» **EXERCISE**
Pull out all lines from the listing below in which the word "screenshot" appears.
BEGIN ROWS
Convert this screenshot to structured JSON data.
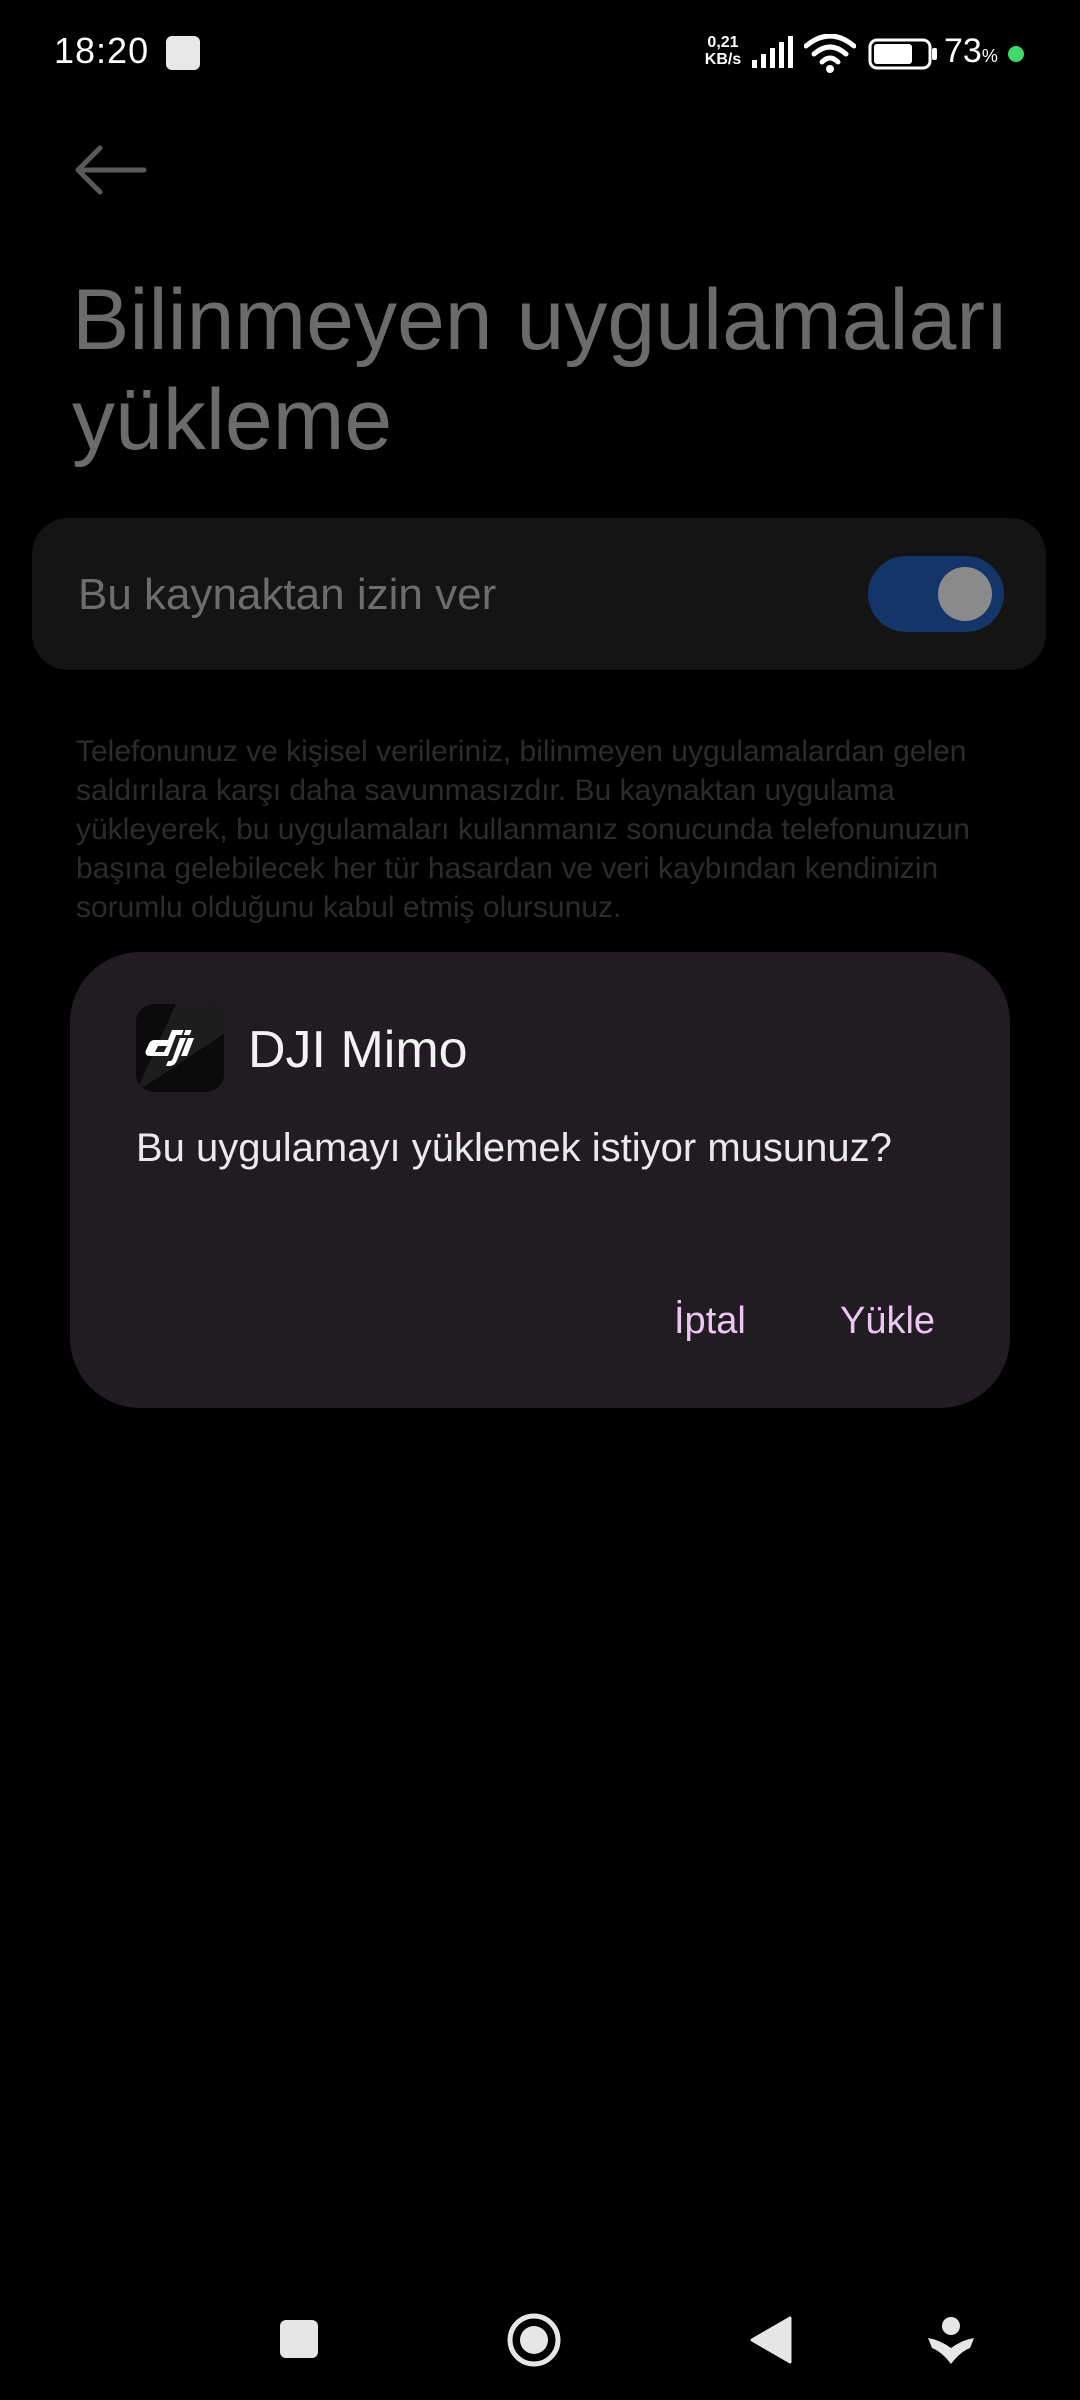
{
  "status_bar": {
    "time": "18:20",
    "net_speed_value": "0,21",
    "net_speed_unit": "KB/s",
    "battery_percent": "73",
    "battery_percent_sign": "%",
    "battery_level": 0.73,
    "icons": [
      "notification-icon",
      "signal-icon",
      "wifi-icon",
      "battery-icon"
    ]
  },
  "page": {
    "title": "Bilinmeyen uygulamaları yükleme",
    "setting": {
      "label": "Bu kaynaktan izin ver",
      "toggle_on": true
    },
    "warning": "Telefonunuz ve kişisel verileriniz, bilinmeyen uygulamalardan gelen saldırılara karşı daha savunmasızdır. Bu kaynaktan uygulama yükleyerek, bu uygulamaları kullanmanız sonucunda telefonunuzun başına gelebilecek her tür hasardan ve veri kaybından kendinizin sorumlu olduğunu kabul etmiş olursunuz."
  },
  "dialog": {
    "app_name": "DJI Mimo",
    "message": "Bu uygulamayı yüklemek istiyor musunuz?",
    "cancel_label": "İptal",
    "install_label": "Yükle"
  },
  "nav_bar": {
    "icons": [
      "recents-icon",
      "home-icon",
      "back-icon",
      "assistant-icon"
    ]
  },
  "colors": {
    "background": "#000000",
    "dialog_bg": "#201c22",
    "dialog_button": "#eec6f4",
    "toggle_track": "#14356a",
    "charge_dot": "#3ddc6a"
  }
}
END ROWS
BEGIN ROWS
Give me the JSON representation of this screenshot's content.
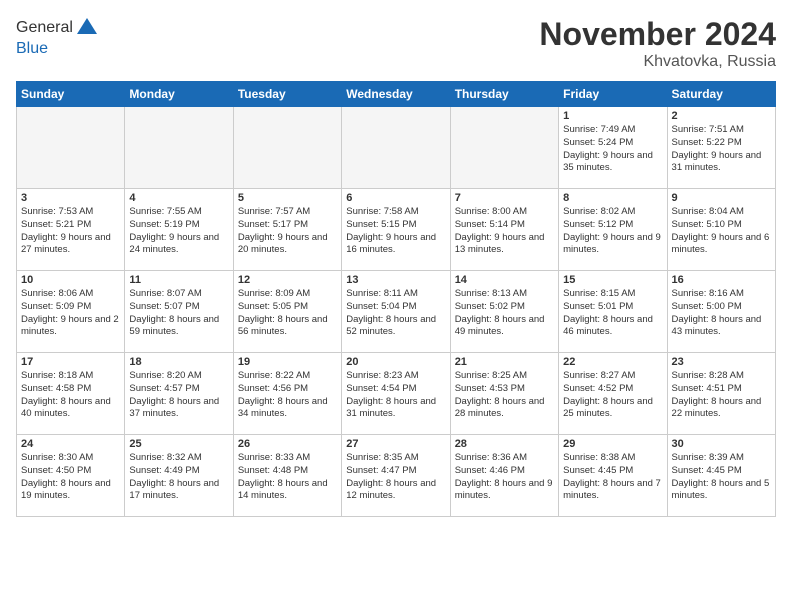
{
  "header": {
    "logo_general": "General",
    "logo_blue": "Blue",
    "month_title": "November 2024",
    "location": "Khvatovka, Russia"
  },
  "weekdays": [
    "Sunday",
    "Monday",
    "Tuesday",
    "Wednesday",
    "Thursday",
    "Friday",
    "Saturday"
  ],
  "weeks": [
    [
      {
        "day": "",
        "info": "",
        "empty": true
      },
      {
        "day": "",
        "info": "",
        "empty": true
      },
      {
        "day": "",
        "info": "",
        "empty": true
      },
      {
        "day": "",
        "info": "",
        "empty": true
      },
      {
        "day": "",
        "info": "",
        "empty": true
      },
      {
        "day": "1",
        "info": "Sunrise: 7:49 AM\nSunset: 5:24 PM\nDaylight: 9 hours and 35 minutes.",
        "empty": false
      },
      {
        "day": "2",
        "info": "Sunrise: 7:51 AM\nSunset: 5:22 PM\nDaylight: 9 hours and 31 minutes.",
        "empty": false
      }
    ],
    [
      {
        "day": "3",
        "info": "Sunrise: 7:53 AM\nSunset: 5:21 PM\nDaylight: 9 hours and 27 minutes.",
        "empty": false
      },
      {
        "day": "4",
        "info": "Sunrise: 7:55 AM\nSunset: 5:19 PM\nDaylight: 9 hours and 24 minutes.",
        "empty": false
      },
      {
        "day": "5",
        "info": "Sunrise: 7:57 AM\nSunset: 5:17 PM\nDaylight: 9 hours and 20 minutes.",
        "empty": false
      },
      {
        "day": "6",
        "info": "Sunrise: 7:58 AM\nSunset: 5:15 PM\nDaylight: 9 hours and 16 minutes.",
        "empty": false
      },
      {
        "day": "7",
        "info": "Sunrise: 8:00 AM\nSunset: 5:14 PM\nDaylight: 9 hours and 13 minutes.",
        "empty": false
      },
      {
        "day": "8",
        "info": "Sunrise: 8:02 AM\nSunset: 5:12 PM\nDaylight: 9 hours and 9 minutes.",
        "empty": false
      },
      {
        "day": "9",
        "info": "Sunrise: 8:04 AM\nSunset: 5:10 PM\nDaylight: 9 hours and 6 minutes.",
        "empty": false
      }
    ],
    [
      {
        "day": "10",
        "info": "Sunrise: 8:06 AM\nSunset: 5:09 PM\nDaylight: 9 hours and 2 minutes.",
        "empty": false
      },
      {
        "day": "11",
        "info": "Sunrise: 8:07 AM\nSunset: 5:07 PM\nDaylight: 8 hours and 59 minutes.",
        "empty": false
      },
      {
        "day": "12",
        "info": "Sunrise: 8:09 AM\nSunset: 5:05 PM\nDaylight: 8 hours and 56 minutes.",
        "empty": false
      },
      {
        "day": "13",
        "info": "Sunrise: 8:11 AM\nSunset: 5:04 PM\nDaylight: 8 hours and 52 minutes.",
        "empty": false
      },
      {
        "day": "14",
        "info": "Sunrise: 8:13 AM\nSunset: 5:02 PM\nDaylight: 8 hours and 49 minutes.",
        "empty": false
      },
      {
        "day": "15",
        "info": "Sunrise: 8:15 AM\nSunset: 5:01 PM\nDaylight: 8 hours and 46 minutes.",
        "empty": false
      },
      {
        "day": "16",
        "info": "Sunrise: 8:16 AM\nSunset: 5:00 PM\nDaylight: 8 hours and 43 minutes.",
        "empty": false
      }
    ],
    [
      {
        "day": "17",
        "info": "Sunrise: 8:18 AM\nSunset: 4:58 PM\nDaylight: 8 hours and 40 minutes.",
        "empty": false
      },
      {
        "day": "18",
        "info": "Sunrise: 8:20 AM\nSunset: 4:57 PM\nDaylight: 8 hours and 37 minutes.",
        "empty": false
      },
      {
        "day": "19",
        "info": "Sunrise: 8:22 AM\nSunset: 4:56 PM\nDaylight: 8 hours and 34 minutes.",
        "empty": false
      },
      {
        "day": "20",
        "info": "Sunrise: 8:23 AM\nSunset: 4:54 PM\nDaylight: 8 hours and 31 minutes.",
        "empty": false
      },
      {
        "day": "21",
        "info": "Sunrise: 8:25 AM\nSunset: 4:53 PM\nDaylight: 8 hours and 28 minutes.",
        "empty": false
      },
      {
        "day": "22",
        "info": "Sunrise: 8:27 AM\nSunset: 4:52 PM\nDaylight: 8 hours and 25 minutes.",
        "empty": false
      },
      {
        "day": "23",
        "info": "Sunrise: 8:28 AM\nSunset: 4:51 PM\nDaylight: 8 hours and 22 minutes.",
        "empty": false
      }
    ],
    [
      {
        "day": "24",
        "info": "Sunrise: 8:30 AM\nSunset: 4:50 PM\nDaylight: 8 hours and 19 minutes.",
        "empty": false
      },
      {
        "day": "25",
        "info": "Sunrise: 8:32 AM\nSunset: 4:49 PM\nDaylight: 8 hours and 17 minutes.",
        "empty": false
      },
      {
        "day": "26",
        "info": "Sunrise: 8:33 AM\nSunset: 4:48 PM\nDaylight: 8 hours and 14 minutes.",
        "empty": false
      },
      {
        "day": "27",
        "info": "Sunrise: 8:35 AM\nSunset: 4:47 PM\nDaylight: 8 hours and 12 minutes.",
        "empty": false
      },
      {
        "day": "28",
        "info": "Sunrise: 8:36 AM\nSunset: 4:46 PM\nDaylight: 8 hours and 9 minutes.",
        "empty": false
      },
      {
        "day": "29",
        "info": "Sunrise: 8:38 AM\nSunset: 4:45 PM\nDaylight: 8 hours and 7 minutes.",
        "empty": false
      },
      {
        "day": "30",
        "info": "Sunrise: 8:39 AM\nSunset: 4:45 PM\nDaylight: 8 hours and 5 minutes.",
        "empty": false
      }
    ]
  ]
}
END ROWS
» **PROBLEM SOLUTION**
Convert this screenshot to structured JSON data.
Give me the JSON representation of this screenshot's content.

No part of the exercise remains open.